START Recorded information
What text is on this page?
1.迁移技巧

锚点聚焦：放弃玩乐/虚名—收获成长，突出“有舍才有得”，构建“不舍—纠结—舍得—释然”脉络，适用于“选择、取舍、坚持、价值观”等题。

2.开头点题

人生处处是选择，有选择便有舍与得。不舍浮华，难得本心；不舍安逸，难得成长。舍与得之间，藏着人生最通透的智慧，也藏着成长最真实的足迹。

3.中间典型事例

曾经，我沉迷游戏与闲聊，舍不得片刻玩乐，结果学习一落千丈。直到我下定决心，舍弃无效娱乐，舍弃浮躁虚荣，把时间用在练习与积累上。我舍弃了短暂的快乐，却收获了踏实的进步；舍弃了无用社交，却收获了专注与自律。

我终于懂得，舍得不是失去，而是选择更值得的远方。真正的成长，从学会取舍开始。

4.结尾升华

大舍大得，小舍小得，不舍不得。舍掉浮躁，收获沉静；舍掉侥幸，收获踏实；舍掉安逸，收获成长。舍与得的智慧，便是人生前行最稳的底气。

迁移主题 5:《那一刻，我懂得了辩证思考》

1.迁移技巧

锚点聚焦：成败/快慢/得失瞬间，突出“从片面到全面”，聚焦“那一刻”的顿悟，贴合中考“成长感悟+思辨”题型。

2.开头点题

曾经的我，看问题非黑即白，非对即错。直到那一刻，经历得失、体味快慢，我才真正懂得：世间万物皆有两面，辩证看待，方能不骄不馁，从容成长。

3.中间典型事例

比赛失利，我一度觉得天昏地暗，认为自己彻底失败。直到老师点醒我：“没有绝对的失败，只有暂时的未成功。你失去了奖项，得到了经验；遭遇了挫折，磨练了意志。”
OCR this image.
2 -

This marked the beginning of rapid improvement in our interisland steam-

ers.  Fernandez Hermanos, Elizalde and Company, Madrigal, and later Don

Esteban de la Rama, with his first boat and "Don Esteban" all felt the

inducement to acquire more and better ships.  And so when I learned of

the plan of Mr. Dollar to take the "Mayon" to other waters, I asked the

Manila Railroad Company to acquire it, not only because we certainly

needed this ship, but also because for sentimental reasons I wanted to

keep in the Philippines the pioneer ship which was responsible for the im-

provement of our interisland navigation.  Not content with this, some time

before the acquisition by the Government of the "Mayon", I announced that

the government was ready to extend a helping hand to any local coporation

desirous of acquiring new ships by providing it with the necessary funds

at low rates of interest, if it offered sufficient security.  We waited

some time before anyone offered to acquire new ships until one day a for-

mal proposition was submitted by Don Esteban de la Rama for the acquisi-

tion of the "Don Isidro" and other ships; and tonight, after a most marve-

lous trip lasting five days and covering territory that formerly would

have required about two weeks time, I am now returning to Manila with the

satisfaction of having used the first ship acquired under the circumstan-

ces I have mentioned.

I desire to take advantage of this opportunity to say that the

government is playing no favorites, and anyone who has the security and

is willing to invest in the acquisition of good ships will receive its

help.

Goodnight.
END Recorded information
◆ Exercise prompt
Identify each line holding the string "because", and copy it out.

◆ Problem solution
Manila Railroad Company to acquire it, not only because we certainly
needed this ship, but also because for sentimental reasons I wanted to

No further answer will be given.